» YOUR INSTRUCTIONS: Repeat every line below exactly, word for word.

» MATERIAL FOR THIS TASK:

※

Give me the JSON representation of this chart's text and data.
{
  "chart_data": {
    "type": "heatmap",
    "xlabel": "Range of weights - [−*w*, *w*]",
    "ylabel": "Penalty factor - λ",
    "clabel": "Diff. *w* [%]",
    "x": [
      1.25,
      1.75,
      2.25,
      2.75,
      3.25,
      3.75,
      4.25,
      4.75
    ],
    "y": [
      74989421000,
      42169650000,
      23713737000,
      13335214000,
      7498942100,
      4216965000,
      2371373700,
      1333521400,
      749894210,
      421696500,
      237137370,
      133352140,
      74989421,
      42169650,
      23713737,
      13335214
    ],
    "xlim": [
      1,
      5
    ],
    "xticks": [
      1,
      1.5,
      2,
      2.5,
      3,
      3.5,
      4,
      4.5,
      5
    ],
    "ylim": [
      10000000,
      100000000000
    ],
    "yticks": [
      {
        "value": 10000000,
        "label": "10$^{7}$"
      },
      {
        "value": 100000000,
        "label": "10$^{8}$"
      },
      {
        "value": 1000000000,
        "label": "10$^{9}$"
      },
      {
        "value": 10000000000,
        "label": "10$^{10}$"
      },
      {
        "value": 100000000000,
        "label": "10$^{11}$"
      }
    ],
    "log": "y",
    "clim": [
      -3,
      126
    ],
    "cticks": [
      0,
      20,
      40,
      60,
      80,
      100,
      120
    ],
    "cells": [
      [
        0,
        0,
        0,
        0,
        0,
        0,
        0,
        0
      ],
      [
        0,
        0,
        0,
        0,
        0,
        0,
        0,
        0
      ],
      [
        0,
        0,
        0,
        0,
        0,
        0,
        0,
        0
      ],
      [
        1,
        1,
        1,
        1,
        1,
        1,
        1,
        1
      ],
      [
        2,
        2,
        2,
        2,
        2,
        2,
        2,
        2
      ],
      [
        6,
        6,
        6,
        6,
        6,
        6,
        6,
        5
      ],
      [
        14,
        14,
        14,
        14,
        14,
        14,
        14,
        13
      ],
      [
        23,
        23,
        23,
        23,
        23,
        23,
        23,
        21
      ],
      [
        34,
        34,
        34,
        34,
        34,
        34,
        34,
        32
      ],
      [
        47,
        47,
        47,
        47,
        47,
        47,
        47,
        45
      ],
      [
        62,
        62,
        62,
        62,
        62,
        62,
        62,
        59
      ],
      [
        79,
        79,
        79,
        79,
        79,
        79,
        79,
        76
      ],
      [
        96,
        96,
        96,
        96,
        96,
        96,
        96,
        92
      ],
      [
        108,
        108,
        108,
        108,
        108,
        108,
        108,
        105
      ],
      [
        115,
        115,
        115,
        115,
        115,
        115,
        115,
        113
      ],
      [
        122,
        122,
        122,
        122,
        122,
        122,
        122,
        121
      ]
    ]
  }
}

※

» WRITTEN ANSWER:
Give me the JSON representation of this chart's text and data.
{
  "chart_data": {
    "type": "heatmap",
    "xlabel": "Range of weights - [−*w*, *w*]",
    "ylabel": "Penalty factor - λ",
    "clabel": "Diff. *w* [%]",
    "x": [
      1.25,
      1.75,
      2.25,
      2.75,
      3.25,
      3.75,
      4.25,
      4.75
    ],
    "y": [
      74989421000,
      42169650000,
      23713737000,
      13335214000,
      7498942100,
      4216965000,
      2371373700,
      1333521400,
      749894210,
      421696500,
      237137370,
      133352140,
      74989421,
      42169650,
      23713737,
      13335214
    ],
    "xlim": [
      1,
      5
    ],
    "xticks": [
      1,
      1.5,
      2,
      2.5,
      3,
      3.5,
      4,
      4.5,
      5
    ],
    "ylim": [
      10000000,
      100000000000
    ],
    "yticks": [
      {
        "value": 10000000,
        "label": "10$^{7}$"
      },
      {
        "value": 100000000,
        "label": "10$^{8}$"
      },
      {
        "value": 1000000000,
        "label": "10$^{9}$"
      },
      {
        "value": 10000000000,
        "label": "10$^{10}$"
      },
      {
        "value": 100000000000,
        "label": "10$^{11}$"
      }
    ],
    "log": "y",
    "clim": [
      -3,
      126
    ],
    "cticks": [
      0,
      20,
      40,
      60,
      80,
      100,
      120
    ],
    "cells": [
      [
        0,
        0,
        0,
        0,
        0,
        0,
        0,
        0
      ],
      [
        0,
        0,
        0,
        0,
        0,
        0,
        0,
        0
      ],
      [
        0,
        0,
        0,
        0,
        0,
        0,
        0,
        0
      ],
      [
        1,
        1,
        1,
        1,
        1,
        1,
        1,
        1
      ],
      [
        2,
        2,
        2,
        2,
        2,
        2,
        2,
        2
      ],
      [
        6,
        6,
        6,
        6,
        6,
        6,
        6,
        5
      ],
      [
        14,
        14,
        14,
        14,
        14,
        14,
        14,
        13
      ],
      [
        23,
        23,
        23,
        23,
        23,
        23,
        23,
        21
      ],
      [
        34,
        34,
        34,
        34,
        34,
        34,
        34,
        32
      ],
      [
        47,
        47,
        47,
        47,
        47,
        47,
        47,
        45
      ],
      [
        62,
        62,
        62,
        62,
        62,
        62,
        62,
        59
      ],
      [
        79,
        79,
        79,
        79,
        79,
        79,
        79,
        76
      ],
      [
        96,
        96,
        96,
        96,
        96,
        96,
        96,
        92
      ],
      [
        108,
        108,
        108,
        108,
        108,
        108,
        108,
        105
      ],
      [
        115,
        115,
        115,
        115,
        115,
        115,
        115,
        113
      ],
      [
        122,
        122,
        122,
        122,
        122,
        122,
        122,
        121
      ]
    ]
  }
}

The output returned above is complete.